*** Record extracts ***

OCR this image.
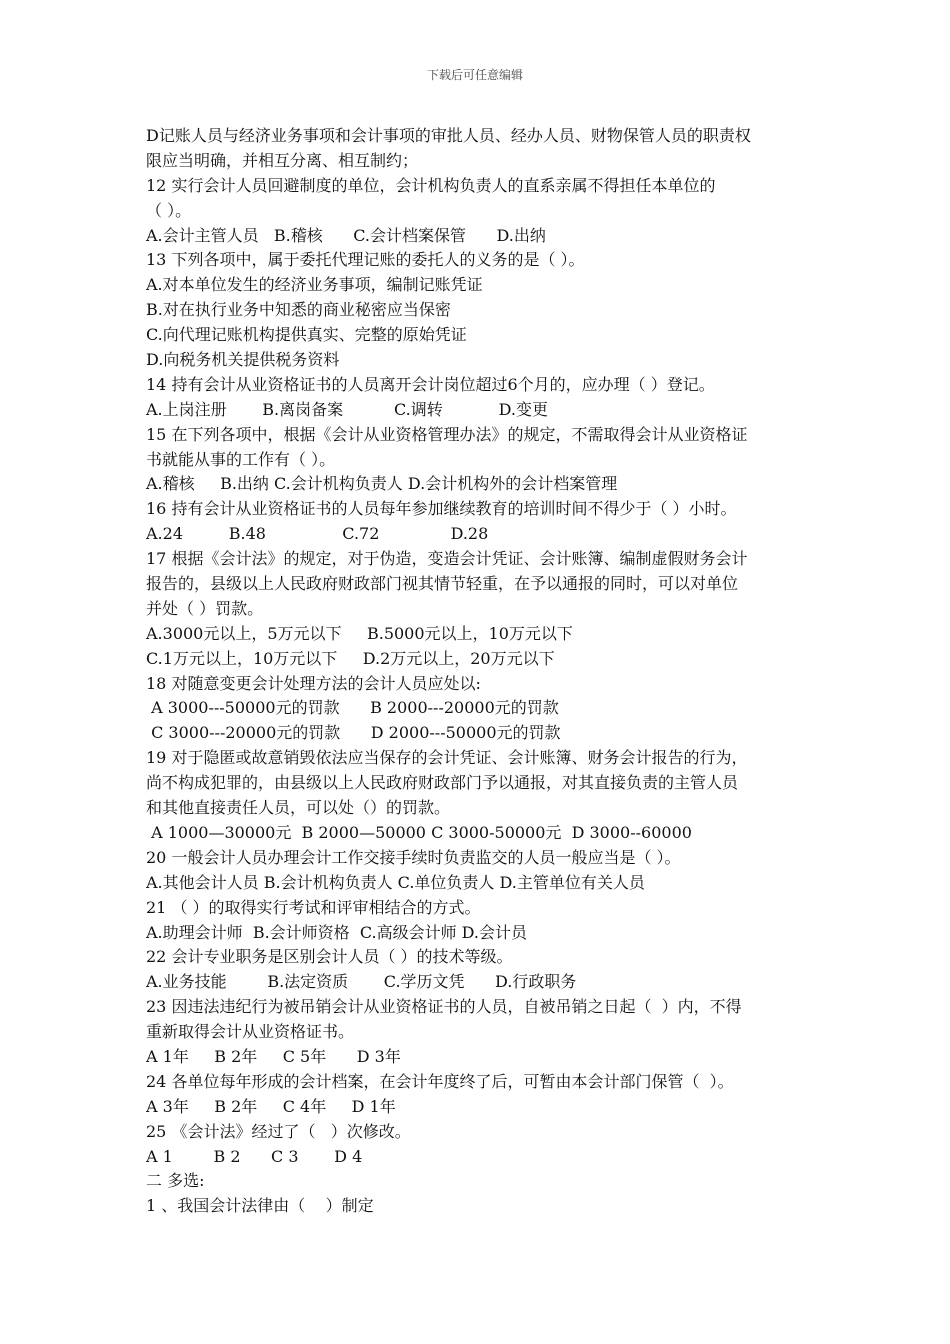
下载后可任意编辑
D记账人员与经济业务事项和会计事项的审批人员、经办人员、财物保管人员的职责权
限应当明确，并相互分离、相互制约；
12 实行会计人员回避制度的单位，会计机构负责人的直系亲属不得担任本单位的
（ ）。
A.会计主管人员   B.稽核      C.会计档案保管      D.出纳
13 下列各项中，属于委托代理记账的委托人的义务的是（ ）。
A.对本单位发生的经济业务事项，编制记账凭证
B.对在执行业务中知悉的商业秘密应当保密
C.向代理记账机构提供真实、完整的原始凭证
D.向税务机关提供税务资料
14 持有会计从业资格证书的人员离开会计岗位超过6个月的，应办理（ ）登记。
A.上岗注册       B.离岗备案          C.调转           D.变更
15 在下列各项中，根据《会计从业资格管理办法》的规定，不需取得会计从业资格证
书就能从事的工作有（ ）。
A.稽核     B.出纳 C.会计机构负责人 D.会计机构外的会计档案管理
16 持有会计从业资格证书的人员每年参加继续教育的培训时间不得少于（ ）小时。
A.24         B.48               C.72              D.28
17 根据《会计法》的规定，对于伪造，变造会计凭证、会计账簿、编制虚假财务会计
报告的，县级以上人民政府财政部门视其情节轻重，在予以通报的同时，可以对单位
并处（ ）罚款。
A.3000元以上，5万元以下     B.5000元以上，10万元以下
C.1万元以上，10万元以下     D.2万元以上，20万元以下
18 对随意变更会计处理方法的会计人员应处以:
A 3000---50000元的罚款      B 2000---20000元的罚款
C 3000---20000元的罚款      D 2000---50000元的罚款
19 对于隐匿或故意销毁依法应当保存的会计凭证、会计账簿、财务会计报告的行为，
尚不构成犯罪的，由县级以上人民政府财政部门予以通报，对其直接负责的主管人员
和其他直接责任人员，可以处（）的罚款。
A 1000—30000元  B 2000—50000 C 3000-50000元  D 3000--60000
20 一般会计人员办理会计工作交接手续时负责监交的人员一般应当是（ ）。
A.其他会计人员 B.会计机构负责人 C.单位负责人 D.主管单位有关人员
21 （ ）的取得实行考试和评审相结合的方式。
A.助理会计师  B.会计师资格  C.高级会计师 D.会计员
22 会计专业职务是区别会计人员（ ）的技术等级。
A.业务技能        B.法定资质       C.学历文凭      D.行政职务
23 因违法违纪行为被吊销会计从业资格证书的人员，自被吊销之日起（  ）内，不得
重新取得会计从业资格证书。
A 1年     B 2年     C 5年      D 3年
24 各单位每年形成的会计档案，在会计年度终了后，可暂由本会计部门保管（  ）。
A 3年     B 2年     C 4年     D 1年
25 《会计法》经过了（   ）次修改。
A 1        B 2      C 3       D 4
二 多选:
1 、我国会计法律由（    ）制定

***

Directive:
Transcribe the full listing above exactly, with the images removed.

The reply:
OCR this image.
下载后可任意编辑
D记账人员与经济业务事项和会计事项的审批人员、经办人员、财物保管人员的职责权
限应当明确，并相互分离、相互制约；
12 实行会计人员回避制度的单位，会计机构负责人的直系亲属不得担任本单位的
（ ）。
A.会计主管人员   B.稽核      C.会计档案保管      D.出纳
13 下列各项中，属于委托代理记账的委托人的义务的是（ ）。
A.对本单位发生的经济业务事项，编制记账凭证
B.对在执行业务中知悉的商业秘密应当保密
C.向代理记账机构提供真实、完整的原始凭证
D.向税务机关提供税务资料
14 持有会计从业资格证书的人员离开会计岗位超过6个月的，应办理（ ）登记。
A.上岗注册       B.离岗备案          C.调转           D.变更
15 在下列各项中，根据《会计从业资格管理办法》的规定，不需取得会计从业资格证
书就能从事的工作有（ ）。
A.稽核     B.出纳 C.会计机构负责人 D.会计机构外的会计档案管理
16 持有会计从业资格证书的人员每年参加继续教育的培训时间不得少于（ ）小时。
A.24         B.48               C.72              D.28
17 根据《会计法》的规定，对于伪造，变造会计凭证、会计账簿、编制虚假财务会计
报告的，县级以上人民政府财政部门视其情节轻重，在予以通报的同时，可以对单位
并处（ ）罚款。
A.3000元以上，5万元以下     B.5000元以上，10万元以下
C.1万元以上，10万元以下     D.2万元以上，20万元以下
18 对随意变更会计处理方法的会计人员应处以:
A 3000---50000元的罚款      B 2000---20000元的罚款
C 3000---20000元的罚款      D 2000---50000元的罚款
19 对于隐匿或故意销毁依法应当保存的会计凭证、会计账簿、财务会计报告的行为，
尚不构成犯罪的，由县级以上人民政府财政部门予以通报，对其直接负责的主管人员
和其他直接责任人员，可以处（）的罚款。
A 1000—30000元  B 2000—50000 C 3000-50000元  D 3000--60000
20 一般会计人员办理会计工作交接手续时负责监交的人员一般应当是（ ）。
A.其他会计人员 B.会计机构负责人 C.单位负责人 D.主管单位有关人员
21 （ ）的取得实行考试和评审相结合的方式。
A.助理会计师  B.会计师资格  C.高级会计师 D.会计员
22 会计专业职务是区别会计人员（ ）的技术等级。
A.业务技能        B.法定资质       C.学历文凭      D.行政职务
23 因违法违纪行为被吊销会计从业资格证书的人员，自被吊销之日起（  ）内，不得
重新取得会计从业资格证书。
A 1年     B 2年     C 5年      D 3年
24 各单位每年形成的会计档案，在会计年度终了后，可暂由本会计部门保管（  ）。
A 3年     B 2年     C 4年     D 1年
25 《会计法》经过了（   ）次修改。
A 1        B 2      C 3       D 4
二 多选:
1 、我国会计法律由（    ）制定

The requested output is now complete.